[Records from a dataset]
■ ■ ■ ■ ■

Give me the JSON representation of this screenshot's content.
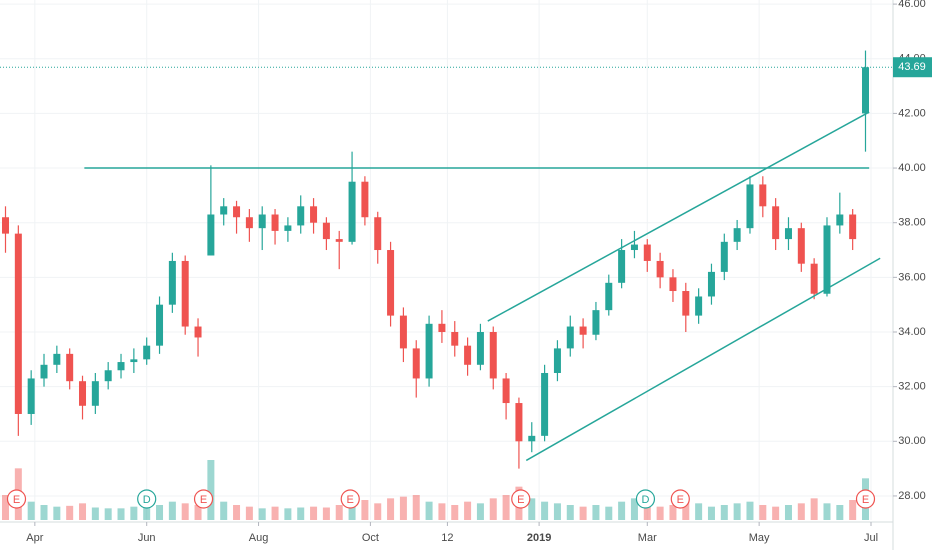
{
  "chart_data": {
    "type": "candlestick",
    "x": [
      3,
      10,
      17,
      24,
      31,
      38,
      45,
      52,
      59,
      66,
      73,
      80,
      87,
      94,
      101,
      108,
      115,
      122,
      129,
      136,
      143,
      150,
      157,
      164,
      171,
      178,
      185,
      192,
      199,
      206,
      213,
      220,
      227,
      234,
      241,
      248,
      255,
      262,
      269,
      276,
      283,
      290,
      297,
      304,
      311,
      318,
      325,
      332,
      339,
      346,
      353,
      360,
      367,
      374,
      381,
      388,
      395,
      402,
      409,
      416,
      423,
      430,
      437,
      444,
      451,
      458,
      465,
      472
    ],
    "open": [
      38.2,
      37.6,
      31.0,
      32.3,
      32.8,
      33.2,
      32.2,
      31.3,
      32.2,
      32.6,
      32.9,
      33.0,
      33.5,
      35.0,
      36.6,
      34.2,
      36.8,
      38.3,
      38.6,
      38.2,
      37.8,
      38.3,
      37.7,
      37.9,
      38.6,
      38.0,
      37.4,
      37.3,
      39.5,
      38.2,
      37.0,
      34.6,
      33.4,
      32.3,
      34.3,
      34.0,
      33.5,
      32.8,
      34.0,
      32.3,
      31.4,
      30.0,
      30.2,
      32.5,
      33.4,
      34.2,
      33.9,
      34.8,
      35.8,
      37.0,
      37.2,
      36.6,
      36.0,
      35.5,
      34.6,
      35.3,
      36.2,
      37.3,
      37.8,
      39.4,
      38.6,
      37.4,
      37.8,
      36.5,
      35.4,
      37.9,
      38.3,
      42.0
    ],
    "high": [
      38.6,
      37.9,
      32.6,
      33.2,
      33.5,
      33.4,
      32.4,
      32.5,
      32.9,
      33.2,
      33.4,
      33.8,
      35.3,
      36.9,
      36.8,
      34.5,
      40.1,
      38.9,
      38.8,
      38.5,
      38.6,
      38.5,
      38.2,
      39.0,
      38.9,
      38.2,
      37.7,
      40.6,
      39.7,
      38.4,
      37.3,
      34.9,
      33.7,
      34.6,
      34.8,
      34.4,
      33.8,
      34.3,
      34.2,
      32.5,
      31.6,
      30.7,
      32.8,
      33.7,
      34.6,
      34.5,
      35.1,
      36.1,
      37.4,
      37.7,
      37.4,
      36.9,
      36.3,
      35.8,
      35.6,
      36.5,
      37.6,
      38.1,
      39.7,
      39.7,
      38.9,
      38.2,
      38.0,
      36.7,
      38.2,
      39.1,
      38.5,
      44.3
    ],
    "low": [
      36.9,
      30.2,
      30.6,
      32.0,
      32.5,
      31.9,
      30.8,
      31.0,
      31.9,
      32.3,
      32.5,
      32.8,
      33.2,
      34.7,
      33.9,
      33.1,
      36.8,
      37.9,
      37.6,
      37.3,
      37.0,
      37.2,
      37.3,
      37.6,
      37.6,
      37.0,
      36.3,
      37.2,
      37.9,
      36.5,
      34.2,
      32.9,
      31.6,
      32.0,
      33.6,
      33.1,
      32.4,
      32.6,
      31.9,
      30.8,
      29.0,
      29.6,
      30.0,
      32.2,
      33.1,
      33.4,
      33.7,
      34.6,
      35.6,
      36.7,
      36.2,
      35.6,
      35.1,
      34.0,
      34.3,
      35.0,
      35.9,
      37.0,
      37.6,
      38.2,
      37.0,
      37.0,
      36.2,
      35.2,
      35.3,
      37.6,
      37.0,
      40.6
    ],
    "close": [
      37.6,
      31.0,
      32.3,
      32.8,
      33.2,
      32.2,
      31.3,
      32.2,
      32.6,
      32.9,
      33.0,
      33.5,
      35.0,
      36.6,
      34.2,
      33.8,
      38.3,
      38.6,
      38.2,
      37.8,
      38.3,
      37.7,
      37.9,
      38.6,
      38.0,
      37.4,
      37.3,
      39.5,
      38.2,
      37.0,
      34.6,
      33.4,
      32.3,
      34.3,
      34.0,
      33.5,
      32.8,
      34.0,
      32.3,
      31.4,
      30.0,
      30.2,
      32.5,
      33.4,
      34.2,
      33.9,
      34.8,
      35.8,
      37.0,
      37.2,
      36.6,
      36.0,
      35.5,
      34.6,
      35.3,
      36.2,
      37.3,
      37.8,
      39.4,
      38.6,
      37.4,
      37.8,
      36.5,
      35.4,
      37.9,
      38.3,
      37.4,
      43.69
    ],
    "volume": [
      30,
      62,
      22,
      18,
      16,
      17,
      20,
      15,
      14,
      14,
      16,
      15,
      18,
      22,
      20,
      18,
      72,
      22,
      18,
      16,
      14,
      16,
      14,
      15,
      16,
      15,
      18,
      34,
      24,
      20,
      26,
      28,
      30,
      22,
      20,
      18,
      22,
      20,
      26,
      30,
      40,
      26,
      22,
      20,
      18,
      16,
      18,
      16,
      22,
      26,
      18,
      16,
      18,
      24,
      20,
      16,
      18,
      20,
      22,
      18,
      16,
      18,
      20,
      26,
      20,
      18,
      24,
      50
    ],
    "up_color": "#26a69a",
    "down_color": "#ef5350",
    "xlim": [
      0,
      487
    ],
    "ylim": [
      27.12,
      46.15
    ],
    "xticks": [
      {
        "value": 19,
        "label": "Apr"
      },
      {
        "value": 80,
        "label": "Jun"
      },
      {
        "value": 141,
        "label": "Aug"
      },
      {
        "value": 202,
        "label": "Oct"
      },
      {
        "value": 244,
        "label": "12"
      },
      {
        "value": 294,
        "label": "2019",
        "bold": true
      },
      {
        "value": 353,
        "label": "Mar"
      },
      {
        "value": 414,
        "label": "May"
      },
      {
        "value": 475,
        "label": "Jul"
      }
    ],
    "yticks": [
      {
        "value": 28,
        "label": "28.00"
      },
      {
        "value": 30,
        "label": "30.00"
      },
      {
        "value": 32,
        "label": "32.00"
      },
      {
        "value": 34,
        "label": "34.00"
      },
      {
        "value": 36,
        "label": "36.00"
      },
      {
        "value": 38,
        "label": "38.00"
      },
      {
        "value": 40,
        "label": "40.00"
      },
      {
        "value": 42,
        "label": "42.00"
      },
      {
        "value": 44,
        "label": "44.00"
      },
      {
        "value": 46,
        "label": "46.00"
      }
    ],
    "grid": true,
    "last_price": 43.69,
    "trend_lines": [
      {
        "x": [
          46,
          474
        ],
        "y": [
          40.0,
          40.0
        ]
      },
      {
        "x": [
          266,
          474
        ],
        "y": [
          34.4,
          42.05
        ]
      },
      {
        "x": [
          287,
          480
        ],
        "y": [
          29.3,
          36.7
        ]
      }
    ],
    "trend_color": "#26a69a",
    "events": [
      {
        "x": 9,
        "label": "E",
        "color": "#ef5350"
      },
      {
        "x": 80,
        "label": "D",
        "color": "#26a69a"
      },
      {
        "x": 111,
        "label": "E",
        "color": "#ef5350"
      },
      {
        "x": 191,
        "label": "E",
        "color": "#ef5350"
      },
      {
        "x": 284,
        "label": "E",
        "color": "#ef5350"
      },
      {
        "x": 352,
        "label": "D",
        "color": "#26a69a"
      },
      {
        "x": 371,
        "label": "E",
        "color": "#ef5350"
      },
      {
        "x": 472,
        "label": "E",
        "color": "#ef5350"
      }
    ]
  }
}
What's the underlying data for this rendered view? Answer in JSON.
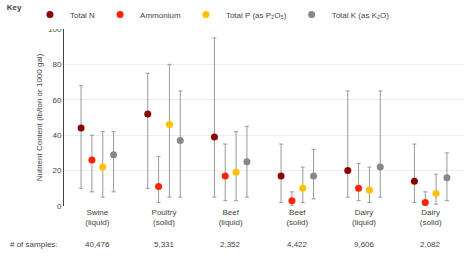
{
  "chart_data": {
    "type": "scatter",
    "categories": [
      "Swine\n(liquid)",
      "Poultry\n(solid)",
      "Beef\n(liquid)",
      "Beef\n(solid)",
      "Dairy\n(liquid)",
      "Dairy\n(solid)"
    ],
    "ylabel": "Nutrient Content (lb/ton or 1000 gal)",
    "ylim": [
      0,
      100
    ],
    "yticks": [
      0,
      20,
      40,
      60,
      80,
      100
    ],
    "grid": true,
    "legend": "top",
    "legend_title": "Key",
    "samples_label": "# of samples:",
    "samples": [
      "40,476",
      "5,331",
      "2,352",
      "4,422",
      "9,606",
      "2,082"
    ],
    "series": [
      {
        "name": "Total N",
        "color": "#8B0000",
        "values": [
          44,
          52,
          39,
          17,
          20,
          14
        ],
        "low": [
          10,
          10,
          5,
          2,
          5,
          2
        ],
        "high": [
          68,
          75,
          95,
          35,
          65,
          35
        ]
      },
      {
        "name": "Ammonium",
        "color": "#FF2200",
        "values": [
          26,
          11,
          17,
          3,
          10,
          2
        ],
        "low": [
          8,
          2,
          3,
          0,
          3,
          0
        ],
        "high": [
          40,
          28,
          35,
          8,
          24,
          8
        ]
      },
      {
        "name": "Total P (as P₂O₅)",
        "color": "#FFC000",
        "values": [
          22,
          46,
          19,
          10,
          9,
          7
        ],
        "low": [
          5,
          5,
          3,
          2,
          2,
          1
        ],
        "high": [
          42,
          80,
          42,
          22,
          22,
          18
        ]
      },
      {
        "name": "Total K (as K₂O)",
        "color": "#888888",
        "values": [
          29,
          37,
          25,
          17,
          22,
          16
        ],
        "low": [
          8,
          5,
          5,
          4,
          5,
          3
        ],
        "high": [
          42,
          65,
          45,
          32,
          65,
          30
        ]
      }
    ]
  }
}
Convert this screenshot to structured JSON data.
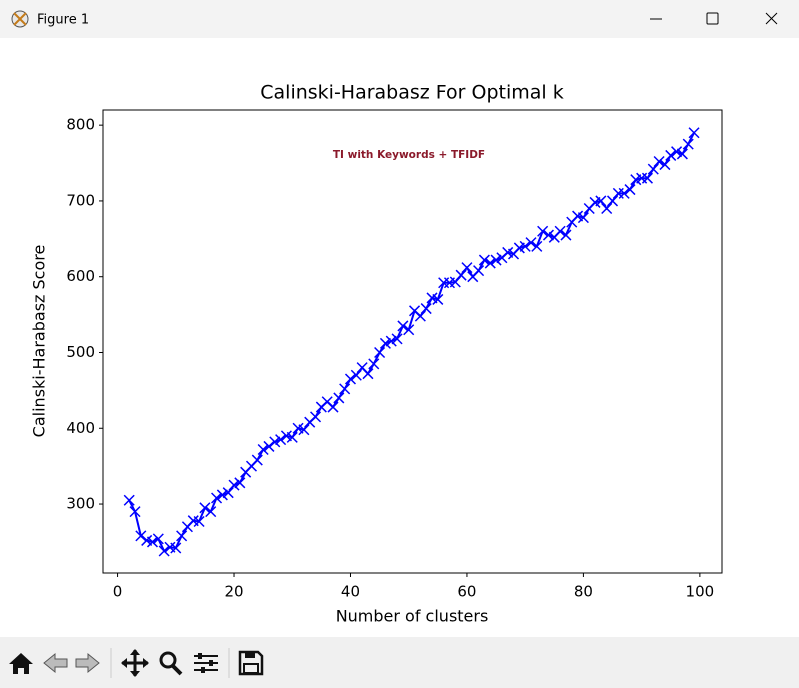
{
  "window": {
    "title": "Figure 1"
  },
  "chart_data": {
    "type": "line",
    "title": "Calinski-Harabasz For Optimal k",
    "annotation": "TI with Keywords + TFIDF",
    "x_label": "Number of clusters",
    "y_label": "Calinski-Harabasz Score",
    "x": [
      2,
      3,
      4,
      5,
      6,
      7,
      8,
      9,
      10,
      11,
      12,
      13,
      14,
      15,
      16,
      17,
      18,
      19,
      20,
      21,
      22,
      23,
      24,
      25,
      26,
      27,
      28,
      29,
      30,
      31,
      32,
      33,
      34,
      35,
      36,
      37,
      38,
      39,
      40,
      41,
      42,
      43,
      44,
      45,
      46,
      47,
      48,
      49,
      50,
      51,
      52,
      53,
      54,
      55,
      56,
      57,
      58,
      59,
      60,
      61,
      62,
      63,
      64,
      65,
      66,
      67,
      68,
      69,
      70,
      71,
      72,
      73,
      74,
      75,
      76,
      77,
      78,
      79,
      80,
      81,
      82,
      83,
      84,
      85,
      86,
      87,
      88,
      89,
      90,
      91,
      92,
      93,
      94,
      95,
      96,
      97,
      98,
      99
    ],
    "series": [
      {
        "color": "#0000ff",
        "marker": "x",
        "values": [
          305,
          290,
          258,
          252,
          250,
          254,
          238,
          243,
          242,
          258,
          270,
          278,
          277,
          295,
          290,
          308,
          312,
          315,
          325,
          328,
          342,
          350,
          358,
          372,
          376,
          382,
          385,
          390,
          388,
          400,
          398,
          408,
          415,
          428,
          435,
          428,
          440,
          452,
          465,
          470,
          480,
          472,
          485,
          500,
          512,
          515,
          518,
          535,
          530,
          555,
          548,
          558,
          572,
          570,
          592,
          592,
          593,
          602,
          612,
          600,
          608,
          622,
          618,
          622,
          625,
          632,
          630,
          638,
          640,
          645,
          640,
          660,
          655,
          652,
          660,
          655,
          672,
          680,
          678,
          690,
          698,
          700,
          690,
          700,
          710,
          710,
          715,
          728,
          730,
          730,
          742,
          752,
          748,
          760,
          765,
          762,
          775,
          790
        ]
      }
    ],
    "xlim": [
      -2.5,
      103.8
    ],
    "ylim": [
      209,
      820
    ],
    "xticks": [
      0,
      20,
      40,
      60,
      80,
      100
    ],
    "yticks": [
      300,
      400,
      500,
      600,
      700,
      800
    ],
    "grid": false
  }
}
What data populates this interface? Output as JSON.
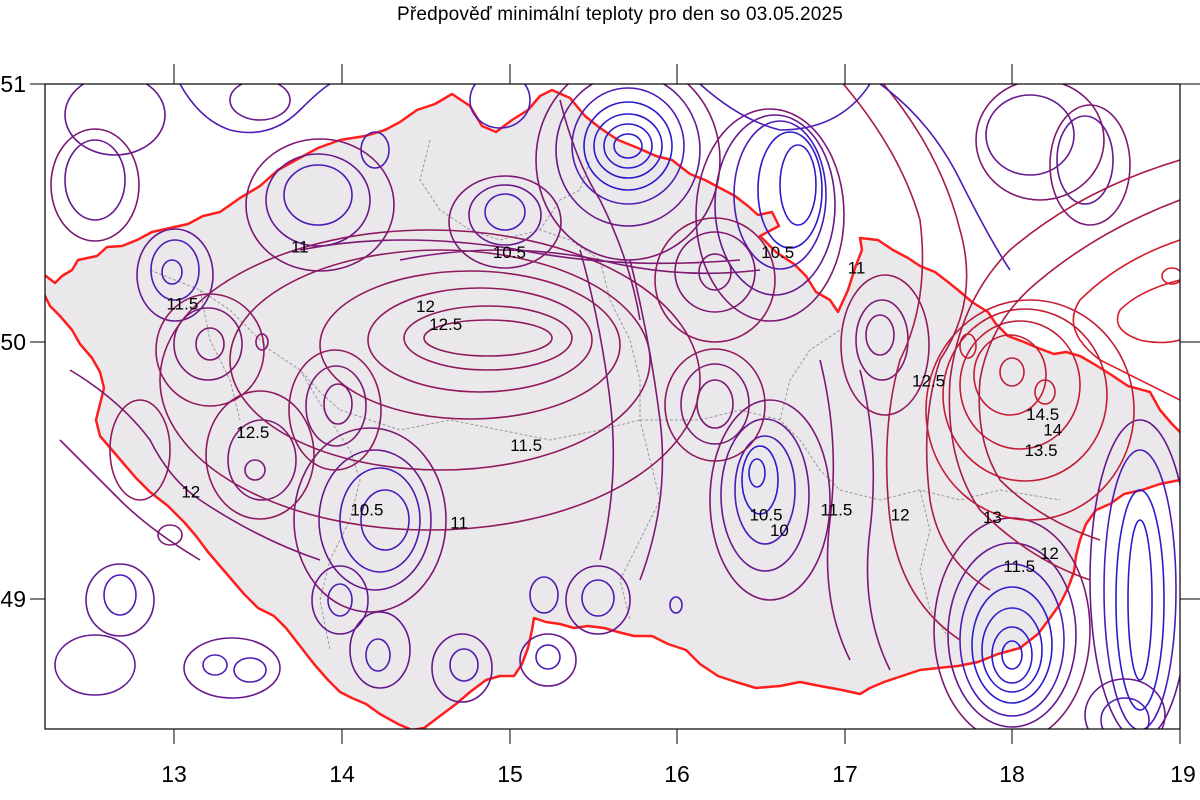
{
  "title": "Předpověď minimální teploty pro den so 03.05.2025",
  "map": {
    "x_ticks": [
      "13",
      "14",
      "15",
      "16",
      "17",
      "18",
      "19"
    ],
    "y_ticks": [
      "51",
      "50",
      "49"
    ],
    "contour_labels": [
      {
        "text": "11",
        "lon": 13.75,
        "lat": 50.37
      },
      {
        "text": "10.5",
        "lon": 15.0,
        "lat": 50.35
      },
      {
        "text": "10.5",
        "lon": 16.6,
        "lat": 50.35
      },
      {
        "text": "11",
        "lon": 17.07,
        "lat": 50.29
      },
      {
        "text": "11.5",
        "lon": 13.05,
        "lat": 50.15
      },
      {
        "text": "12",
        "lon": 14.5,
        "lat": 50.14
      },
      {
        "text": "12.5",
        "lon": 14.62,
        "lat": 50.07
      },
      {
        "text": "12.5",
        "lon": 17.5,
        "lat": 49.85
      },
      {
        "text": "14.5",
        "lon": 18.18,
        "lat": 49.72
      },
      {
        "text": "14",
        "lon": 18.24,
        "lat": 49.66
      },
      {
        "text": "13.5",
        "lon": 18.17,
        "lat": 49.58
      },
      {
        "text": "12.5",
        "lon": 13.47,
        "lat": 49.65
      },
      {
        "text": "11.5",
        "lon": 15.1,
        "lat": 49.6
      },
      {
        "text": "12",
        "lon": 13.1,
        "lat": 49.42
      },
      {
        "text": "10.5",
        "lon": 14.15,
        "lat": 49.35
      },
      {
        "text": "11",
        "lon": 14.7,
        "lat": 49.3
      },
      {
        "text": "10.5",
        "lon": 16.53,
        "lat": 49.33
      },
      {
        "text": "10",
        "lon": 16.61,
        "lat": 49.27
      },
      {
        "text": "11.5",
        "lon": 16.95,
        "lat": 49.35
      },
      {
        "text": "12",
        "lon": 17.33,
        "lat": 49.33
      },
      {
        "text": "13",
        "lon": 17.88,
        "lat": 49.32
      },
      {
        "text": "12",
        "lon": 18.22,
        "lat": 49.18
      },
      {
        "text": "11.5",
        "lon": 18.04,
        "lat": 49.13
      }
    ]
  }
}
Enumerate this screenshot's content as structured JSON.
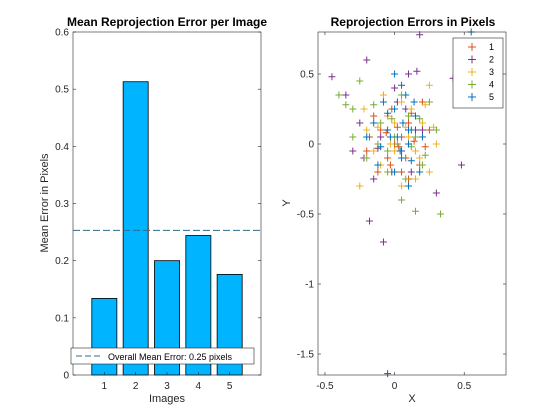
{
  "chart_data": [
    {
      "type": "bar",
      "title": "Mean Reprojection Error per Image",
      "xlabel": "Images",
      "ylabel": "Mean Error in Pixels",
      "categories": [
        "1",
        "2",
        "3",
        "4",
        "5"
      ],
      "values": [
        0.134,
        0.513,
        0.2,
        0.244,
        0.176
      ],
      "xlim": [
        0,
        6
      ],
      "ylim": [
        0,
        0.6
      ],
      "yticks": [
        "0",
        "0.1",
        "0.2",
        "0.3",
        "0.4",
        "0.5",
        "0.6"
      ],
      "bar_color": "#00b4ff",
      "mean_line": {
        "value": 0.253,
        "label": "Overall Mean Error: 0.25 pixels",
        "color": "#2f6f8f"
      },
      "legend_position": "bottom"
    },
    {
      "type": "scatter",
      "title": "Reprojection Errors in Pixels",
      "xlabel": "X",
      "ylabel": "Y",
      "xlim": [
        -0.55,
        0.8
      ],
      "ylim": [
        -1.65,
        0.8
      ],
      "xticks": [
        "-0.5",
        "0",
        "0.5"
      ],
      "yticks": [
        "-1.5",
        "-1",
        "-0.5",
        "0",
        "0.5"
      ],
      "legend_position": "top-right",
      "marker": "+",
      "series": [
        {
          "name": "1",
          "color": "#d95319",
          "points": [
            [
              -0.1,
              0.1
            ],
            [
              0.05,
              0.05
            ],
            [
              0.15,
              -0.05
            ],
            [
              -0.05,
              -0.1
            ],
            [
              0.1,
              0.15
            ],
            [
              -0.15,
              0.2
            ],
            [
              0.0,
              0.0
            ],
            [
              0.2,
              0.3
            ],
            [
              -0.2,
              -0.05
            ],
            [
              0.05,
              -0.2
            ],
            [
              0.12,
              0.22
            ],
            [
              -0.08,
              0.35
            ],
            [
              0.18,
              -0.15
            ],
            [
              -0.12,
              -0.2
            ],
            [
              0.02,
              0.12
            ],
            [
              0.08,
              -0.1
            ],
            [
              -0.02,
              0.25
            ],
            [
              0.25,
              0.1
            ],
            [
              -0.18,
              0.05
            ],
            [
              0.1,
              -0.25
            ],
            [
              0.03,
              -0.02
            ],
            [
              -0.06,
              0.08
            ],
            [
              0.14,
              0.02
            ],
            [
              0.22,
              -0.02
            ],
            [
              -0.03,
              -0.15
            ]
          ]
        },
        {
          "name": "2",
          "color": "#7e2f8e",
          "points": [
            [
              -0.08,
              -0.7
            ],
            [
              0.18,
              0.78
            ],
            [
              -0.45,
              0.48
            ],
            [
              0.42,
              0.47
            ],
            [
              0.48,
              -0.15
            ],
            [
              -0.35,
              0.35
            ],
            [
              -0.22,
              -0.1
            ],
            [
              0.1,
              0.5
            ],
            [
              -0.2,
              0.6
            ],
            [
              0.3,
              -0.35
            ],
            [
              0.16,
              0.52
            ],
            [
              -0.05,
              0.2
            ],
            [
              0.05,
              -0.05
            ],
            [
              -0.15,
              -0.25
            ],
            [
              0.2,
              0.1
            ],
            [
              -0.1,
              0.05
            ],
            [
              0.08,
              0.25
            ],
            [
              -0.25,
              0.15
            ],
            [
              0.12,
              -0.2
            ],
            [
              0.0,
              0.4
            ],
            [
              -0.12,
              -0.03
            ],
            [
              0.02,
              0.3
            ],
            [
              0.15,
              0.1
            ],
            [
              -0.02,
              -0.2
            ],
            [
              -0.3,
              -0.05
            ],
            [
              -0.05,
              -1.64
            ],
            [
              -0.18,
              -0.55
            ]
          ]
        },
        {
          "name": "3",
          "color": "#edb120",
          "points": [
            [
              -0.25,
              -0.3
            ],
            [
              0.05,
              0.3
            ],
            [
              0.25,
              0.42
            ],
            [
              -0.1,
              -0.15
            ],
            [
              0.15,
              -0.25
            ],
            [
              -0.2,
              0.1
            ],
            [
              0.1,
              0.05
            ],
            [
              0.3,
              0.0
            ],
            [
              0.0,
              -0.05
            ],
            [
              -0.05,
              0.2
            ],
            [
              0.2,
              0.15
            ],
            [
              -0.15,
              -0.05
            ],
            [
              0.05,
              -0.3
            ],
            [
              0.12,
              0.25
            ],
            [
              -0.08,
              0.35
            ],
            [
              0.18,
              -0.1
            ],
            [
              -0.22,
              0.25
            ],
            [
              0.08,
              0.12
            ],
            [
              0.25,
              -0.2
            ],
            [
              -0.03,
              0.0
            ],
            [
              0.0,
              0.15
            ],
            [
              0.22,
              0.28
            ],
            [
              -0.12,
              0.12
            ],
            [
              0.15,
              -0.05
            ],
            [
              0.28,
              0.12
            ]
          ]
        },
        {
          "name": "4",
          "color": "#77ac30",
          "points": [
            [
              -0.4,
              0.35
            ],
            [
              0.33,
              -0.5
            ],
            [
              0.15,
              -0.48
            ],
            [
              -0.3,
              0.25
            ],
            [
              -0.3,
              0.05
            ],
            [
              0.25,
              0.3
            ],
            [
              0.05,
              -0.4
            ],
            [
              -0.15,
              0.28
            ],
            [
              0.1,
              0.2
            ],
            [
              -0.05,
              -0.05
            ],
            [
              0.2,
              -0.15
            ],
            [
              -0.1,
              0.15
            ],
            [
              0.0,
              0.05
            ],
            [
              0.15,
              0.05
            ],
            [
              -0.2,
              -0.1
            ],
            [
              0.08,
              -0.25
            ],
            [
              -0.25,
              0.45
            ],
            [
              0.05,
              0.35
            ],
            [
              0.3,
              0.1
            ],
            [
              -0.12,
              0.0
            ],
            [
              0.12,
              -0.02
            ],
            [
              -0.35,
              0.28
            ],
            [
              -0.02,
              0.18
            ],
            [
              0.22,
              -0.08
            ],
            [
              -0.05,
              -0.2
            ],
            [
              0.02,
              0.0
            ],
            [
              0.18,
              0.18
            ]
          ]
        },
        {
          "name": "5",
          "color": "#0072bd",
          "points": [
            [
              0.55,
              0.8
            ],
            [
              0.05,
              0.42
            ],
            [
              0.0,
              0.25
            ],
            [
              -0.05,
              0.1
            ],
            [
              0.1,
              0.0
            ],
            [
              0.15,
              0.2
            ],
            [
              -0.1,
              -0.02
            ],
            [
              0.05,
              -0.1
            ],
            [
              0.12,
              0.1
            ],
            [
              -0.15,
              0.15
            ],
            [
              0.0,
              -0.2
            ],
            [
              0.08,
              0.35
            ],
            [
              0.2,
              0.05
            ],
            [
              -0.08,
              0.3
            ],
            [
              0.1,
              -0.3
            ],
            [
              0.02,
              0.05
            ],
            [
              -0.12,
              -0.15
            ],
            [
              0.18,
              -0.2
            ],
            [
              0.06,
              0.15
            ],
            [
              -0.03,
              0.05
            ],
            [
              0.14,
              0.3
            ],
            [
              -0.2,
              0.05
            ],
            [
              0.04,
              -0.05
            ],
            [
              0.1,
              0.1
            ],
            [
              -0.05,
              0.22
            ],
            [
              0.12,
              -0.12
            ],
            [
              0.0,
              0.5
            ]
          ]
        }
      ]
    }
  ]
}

■ ■ ■ ■ ■

▸ **Aim of the task**
Identify each line holding the string "liquid", and copy it out.

▸ **Worked solution**
      "Swine\n(liquid)",
      "Beef\n(liquid)",
      "Dairy\n(liquid)",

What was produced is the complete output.